## BEGIN Extracted text
In [6]:
import gzip
from time import sleep
from json import dumps

topic = 'tweets'
BS_SERVERS = ['localhost:9092']
sleep_time = 5 # in seconds
bulk_size = 1000
stream_limit = 100000000

In [7]:
import random
from datetime import datetime, timedelta

def rand_date():
  today = datetime.today()
  years_ago = today - timedelta(days=30)
  random_days = random.randint(0, 30)

  # Calculate the random date
  random_date = years_ago + timedelta(days=random_days)
  random_date = random_date.strftime("%Y-%m-%d")
  return random_date

In [8]:
## functions
def get_tweet(idx, line) -> dict:
  """ ### Converts a line of text into a dictionary representing a tweet.

  #### Args:
    `idx` (int): The index of the line.
    `line` (str): The line of text representing a tweet.

  #### Returns:
    `dict`: A dictionary representing the tweet with the keys 'id', 'date', 'user', 'text', and 'retweets'.
  """
  try:
    line = line.replace("\'", "\"")
    attribute_details = line.split(',')
    tweet = {
      "id": attribute_details[1],
      "date": rand_date(),
      "user": attribute_details[4],
      "text": attribute_details[5],
      "retweets": int(random.random() * 10)
    }
    return tweet
  except:
    print(f"error at {idx}")
    return ''

In [9]:
## setting up the producer
from kafka import KafkaProducer

DUMP = lambda x: dumps(x).encode('utf-8')
producer = KafkaProducer(
  bootstrap_servers = BS_SERVERS,
  value_serializer = DUMP)

In [10]:
## sending stream of tweets
with gzip.open('data/training.1600000.processed.noemoticon.csv.gz','rt',encoding='latin-1') as f:
  for i, line in enumerate(f):
    tweet = get_tweet(i,line)
    producer.send('tweets', value=tweet)
    if i % bulk_size==0 and i > 0:
      print(f"streamed {i} {topic}")
      sleep(sleep_time)
    if i > stream_limit:
      break

streamed 1000 tweets
streamed 2000 tweets
streamed 3000 tweets
streamed 4000 tweets
## END Extracted text
## BEGIN Record excerpts
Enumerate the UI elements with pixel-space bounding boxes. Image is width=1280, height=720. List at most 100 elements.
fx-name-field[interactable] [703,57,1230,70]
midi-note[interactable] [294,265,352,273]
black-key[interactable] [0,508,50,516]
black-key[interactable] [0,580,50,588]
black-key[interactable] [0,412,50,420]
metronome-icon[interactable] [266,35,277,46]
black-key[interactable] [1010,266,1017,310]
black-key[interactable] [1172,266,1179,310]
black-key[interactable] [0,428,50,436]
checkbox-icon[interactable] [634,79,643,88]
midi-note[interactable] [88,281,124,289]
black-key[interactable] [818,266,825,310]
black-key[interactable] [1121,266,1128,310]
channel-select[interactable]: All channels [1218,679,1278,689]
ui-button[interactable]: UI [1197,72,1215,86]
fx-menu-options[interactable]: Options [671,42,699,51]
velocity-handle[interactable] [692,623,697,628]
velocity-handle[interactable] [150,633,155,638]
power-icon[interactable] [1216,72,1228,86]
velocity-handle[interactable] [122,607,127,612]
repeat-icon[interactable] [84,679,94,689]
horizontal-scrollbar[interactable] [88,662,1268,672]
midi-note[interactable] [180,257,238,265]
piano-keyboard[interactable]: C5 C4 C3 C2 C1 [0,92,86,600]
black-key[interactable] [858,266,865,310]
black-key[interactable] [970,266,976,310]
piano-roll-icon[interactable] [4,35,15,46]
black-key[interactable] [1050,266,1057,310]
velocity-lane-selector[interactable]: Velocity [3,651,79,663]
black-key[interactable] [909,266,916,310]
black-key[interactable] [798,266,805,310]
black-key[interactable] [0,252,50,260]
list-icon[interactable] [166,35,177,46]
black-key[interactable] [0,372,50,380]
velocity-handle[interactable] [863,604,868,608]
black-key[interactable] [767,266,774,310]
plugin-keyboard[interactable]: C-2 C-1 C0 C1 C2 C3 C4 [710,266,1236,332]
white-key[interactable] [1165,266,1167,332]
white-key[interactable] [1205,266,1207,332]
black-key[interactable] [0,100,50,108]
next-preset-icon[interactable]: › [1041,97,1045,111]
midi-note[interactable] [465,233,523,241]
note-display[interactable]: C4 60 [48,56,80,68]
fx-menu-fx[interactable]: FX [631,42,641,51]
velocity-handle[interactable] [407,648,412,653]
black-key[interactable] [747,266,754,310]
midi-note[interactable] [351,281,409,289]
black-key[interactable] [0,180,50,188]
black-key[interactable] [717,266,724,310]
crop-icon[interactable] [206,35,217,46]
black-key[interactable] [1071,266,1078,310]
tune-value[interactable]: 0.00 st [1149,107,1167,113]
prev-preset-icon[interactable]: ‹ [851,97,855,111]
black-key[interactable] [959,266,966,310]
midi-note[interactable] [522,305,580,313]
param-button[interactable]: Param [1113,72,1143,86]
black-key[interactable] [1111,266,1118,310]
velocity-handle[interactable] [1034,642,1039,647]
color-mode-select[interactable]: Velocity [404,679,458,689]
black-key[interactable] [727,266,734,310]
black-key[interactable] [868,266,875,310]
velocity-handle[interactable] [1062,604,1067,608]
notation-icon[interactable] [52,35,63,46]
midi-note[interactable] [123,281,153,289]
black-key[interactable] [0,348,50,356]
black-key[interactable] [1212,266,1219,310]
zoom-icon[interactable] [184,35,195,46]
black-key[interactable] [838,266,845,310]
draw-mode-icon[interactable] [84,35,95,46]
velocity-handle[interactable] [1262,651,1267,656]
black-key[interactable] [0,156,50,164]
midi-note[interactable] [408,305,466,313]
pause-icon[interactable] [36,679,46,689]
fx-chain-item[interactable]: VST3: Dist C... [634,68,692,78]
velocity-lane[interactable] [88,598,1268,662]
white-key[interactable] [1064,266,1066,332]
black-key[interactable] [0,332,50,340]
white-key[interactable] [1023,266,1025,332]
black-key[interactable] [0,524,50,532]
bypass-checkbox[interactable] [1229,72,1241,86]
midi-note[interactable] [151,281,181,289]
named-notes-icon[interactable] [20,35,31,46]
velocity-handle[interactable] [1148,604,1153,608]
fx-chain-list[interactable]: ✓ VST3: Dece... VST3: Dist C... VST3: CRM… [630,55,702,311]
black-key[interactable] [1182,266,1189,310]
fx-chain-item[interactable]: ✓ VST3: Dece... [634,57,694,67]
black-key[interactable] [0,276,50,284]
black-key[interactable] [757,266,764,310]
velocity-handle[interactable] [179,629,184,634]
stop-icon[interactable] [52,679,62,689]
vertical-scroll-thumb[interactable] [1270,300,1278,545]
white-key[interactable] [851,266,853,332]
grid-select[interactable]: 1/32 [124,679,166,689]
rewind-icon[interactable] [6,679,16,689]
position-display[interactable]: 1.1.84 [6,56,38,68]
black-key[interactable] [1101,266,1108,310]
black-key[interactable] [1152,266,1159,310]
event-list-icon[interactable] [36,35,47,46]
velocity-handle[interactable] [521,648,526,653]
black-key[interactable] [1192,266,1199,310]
## END Record excerpts
> _The tasks_
1. In the Kafka producer notebook, what value is assigned to `bulk_size`?
2. In how many lines of the rows does the string "white" appear, with case counting? Give only the number.

> _Solutions to the exercise_
1. 1000

2. 5